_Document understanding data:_
-------------------------
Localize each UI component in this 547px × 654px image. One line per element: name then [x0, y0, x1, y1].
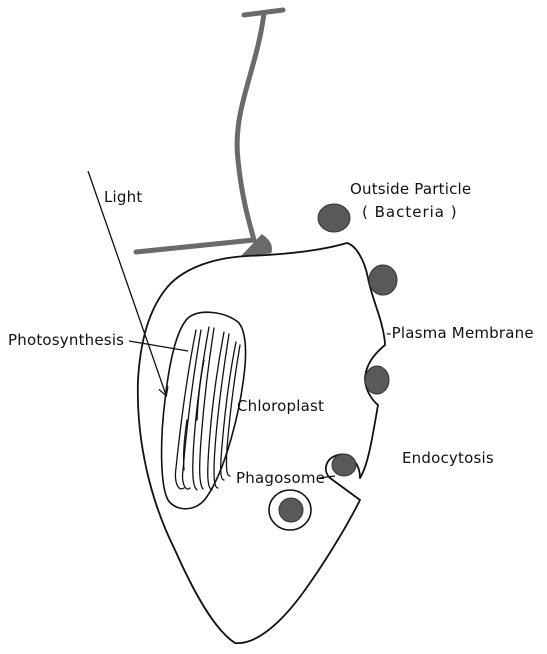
light-label: Light: [104, 188, 142, 206]
phagosome-label: Phagosome: [236, 469, 325, 487]
bacteria-label: ( Bacteria ): [362, 203, 458, 221]
bacteria-particle: [318, 204, 350, 232]
plasma-membrane-label: -Plasma Membrane: [386, 324, 534, 342]
endocytosis-label: Endocytosis: [402, 449, 494, 467]
phagosome-particle: [279, 498, 303, 522]
flagellum: [136, 10, 283, 252]
chloroplast-thylakoids: [175, 327, 240, 490]
outside-particle-label: Outside Particle: [350, 180, 471, 198]
bacteria-particle: [365, 366, 389, 394]
photosynthesis-leader: [129, 341, 188, 351]
chloroplast-label: Chloroplast: [237, 397, 324, 415]
cell-membrane: [138, 243, 385, 643]
endocytosis-particle: [332, 454, 356, 476]
bacteria-particle: [369, 265, 397, 295]
photosynthesis-label: Photosynthesis: [8, 331, 124, 349]
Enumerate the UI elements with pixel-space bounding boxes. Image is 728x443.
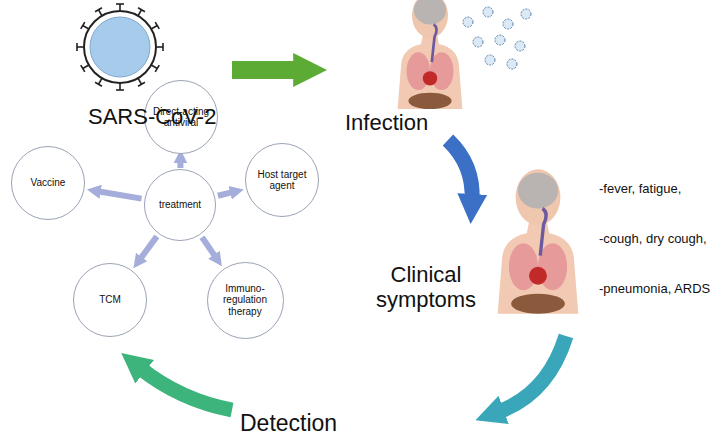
treatment-arrow (202, 237, 215, 256)
virus-droplet (503, 19, 513, 29)
person-figure (498, 169, 579, 313)
node-text: Immuno-regulation therapy (214, 283, 276, 318)
node-text: treatment (159, 199, 201, 211)
virus-spike (81, 22, 85, 29)
treatment-circle: TCM (73, 263, 147, 337)
flow-arrow (498, 336, 566, 412)
virus-spike (151, 65, 157, 69)
virus-droplet (473, 37, 483, 47)
virus-spike (83, 26, 89, 30)
symptom-text: -cough, dry cough, (599, 232, 707, 247)
virus-droplets (463, 7, 531, 69)
treatment-arrow (218, 192, 232, 195)
virus-spike (138, 10, 142, 16)
stage-label: Infection (345, 110, 428, 135)
virus-spike (119, 83, 121, 90)
virus-droplet (485, 55, 495, 65)
symptom-text: -fever, fatigue, (599, 182, 681, 197)
treatment-circle: Host target agent (245, 143, 319, 217)
virus-spike (156, 46, 163, 48)
virus-droplet (515, 41, 525, 51)
virus-droplet (521, 9, 531, 19)
virus-droplet (483, 7, 493, 17)
virus-spike (138, 8, 145, 12)
virus-spike (151, 26, 157, 30)
person-figure (398, 0, 463, 109)
virus-spike (138, 78, 142, 84)
treatment-circle: Immuno-regulation therapy (207, 262, 284, 339)
virus-spike (83, 65, 89, 69)
flow-arrow (140, 368, 232, 410)
hub-circle: treatment (144, 169, 216, 241)
symptom-text: -pneumonia, ARDS (599, 282, 710, 297)
node-text: Vaccine (31, 177, 66, 189)
virus-spike (155, 65, 159, 72)
treatment-arrow (99, 192, 141, 199)
node-text: Host target agent (251, 169, 313, 192)
virus-spike (116, 89, 124, 91)
virus-spike (99, 78, 103, 84)
treatment-circle: Vaccine (11, 146, 85, 220)
stage-label: Clinical symptoms (372, 262, 480, 313)
stage-label: SARS-CoV-2 (88, 104, 216, 129)
virus-spike (95, 82, 102, 86)
virus-spike (95, 8, 102, 12)
virus-spike (76, 43, 78, 51)
virus-spike (162, 43, 164, 51)
virus-spike (119, 4, 121, 11)
treatment-arrow (177, 162, 183, 168)
node-text: TCM (99, 294, 121, 306)
virus-spike (116, 3, 124, 5)
virus-icon (77, 4, 163, 90)
virus-droplet (495, 35, 505, 45)
virus-droplet (463, 17, 473, 27)
virus-spike (77, 46, 84, 48)
treatment-arrow (141, 236, 157, 258)
virus-spike (99, 10, 103, 16)
virus-droplet (507, 59, 517, 69)
virus-spike (138, 82, 145, 86)
virus-spike (155, 22, 159, 29)
virus-spike (81, 65, 85, 72)
flow-arrow (448, 140, 472, 200)
stage-label: Detection (240, 410, 337, 436)
flow-arrow (232, 61, 300, 79)
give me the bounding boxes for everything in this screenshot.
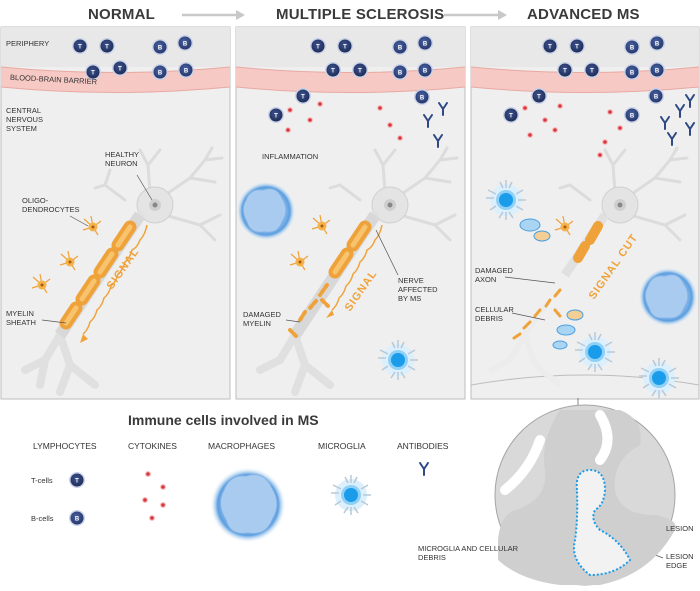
-------------------------
_Assignment:_ Answer with a number alone: how many lines of the records contain the string "bacteria"?

_Answer:_ 4